Data supplied -
******************************

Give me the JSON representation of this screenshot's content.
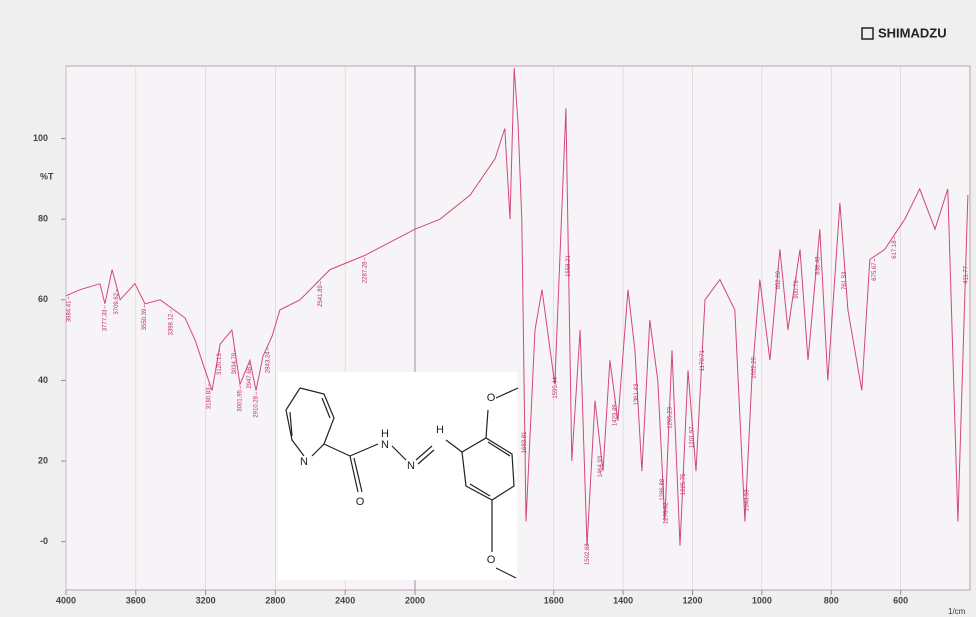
{
  "brand": "SHIMADZU",
  "inset_atoms": [
    "N",
    "O",
    "H",
    "N",
    "N",
    "H",
    "O",
    "O"
  ],
  "chart_data": {
    "type": "line",
    "ylabel": "%T",
    "xlabel": "1/cm",
    "color": "#d2487a",
    "grid": true,
    "xlim": [
      4000,
      400
    ],
    "xbreak": 2000,
    "ylim": [
      -12,
      118
    ],
    "xticks": [
      4000,
      3600,
      3200,
      2800,
      2400,
      2000,
      1600,
      1400,
      1200,
      1000,
      800,
      600
    ],
    "yticks": [
      100,
      80,
      60,
      40,
      20,
      {
        "value": 0,
        "label": "-0"
      }
    ],
    "x": [
      4000,
      3920,
      3805,
      3777,
      3736,
      3690,
      3605,
      3547,
      3461,
      3318,
      3260,
      3203,
      3163,
      3117,
      3049,
      3003,
      2946,
      2911,
      2871,
      2819,
      2774,
      2659,
      2487,
      2287,
      2000,
      1928,
      1841,
      1769,
      1741,
      1726,
      1714,
      1703,
      1692,
      1680,
      1654,
      1634,
      1597,
      1565,
      1548,
      1524,
      1504,
      1481,
      1458,
      1438,
      1415,
      1386,
      1366,
      1346,
      1323,
      1300,
      1280,
      1259,
      1236,
      1213,
      1190,
      1164,
      1121,
      1078,
      1049,
      1029,
      1006,
      977,
      948,
      925,
      890,
      867,
      833,
      810,
      775,
      752,
      712,
      689,
      646,
      588,
      545,
      501,
      464,
      435,
      406
    ],
    "values": [
      61,
      62.5,
      64,
      59,
      67.5,
      60,
      64,
      59,
      60,
      55.5,
      50,
      42.5,
      37.5,
      49,
      52.5,
      39,
      45,
      37.5,
      46,
      51,
      57.5,
      60,
      67.5,
      71,
      77.5,
      80,
      86,
      95,
      102.5,
      80,
      117.5,
      104,
      80,
      5,
      52.5,
      62.5,
      39,
      107.5,
      20,
      52.5,
      -1,
      35,
      17.5,
      45,
      30,
      62.5,
      47.5,
      17.5,
      55,
      40,
      5,
      47.5,
      -1,
      42.5,
      17.5,
      60,
      65,
      57.5,
      5,
      40,
      65,
      45,
      72.5,
      52.5,
      72.5,
      45,
      77.5,
      40,
      84,
      57.5,
      37.5,
      70,
      72.5,
      80,
      87.5,
      77.5,
      87.5,
      5,
      86
    ],
    "peaks": [
      3984.41,
      3777.33,
      3709.62,
      3550.39,
      3398.12,
      3180.83,
      3120.13,
      3034.79,
      3001.95,
      2947.68,
      2910.28,
      2843.24,
      2541.89,
      2287.28,
      1683.81,
      1595.44,
      1558.21,
      1502.68,
      1464.93,
      1423.49,
      1361.43,
      1286.88,
      1276.92,
      1265.23,
      1225.75,
      1201.57,
      1170.71,
      1043.59,
      1022.29,
      952.09,
      900.78,
      838.49,
      761.53,
      675.67,
      617.18,
      411.77
    ]
  }
}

******************************

Set problem - Every record above must be given again exactly; drop the pictures.

The output -
Give me the JSON representation of this screenshot's content.
{
  "brand": "SHIMADZU",
  "inset_atoms": [
    "N",
    "O",
    "H",
    "N",
    "N",
    "H",
    "O",
    "O"
  ],
  "chart_data": {
    "type": "line",
    "ylabel": "%T",
    "xlabel": "1/cm",
    "color": "#d2487a",
    "grid": true,
    "xlim": [
      4000,
      400
    ],
    "xbreak": 2000,
    "ylim": [
      -12,
      118
    ],
    "xticks": [
      4000,
      3600,
      3200,
      2800,
      2400,
      2000,
      1600,
      1400,
      1200,
      1000,
      800,
      600
    ],
    "yticks": [
      100,
      80,
      60,
      40,
      20,
      {
        "value": 0,
        "label": "-0"
      }
    ],
    "x": [
      4000,
      3920,
      3805,
      3777,
      3736,
      3690,
      3605,
      3547,
      3461,
      3318,
      3260,
      3203,
      3163,
      3117,
      3049,
      3003,
      2946,
      2911,
      2871,
      2819,
      2774,
      2659,
      2487,
      2287,
      2000,
      1928,
      1841,
      1769,
      1741,
      1726,
      1714,
      1703,
      1692,
      1680,
      1654,
      1634,
      1597,
      1565,
      1548,
      1524,
      1504,
      1481,
      1458,
      1438,
      1415,
      1386,
      1366,
      1346,
      1323,
      1300,
      1280,
      1259,
      1236,
      1213,
      1190,
      1164,
      1121,
      1078,
      1049,
      1029,
      1006,
      977,
      948,
      925,
      890,
      867,
      833,
      810,
      775,
      752,
      712,
      689,
      646,
      588,
      545,
      501,
      464,
      435,
      406
    ],
    "values": [
      61,
      62.5,
      64,
      59,
      67.5,
      60,
      64,
      59,
      60,
      55.5,
      50,
      42.5,
      37.5,
      49,
      52.5,
      39,
      45,
      37.5,
      46,
      51,
      57.5,
      60,
      67.5,
      71,
      77.5,
      80,
      86,
      95,
      102.5,
      80,
      117.5,
      104,
      80,
      5,
      52.5,
      62.5,
      39,
      107.5,
      20,
      52.5,
      -1,
      35,
      17.5,
      45,
      30,
      62.5,
      47.5,
      17.5,
      55,
      40,
      5,
      47.5,
      -1,
      42.5,
      17.5,
      60,
      65,
      57.5,
      5,
      40,
      65,
      45,
      72.5,
      52.5,
      72.5,
      45,
      77.5,
      40,
      84,
      57.5,
      37.5,
      70,
      72.5,
      80,
      87.5,
      77.5,
      87.5,
      5,
      86
    ],
    "peaks": [
      3984.41,
      3777.33,
      3709.62,
      3550.39,
      3398.12,
      3180.83,
      3120.13,
      3034.79,
      3001.95,
      2947.68,
      2910.28,
      2843.24,
      2541.89,
      2287.28,
      1683.81,
      1595.44,
      1558.21,
      1502.68,
      1464.93,
      1423.49,
      1361.43,
      1286.88,
      1276.92,
      1265.23,
      1225.75,
      1201.57,
      1170.71,
      1043.59,
      1022.29,
      952.09,
      900.78,
      838.49,
      761.53,
      675.67,
      617.18,
      411.77
    ]
  }
}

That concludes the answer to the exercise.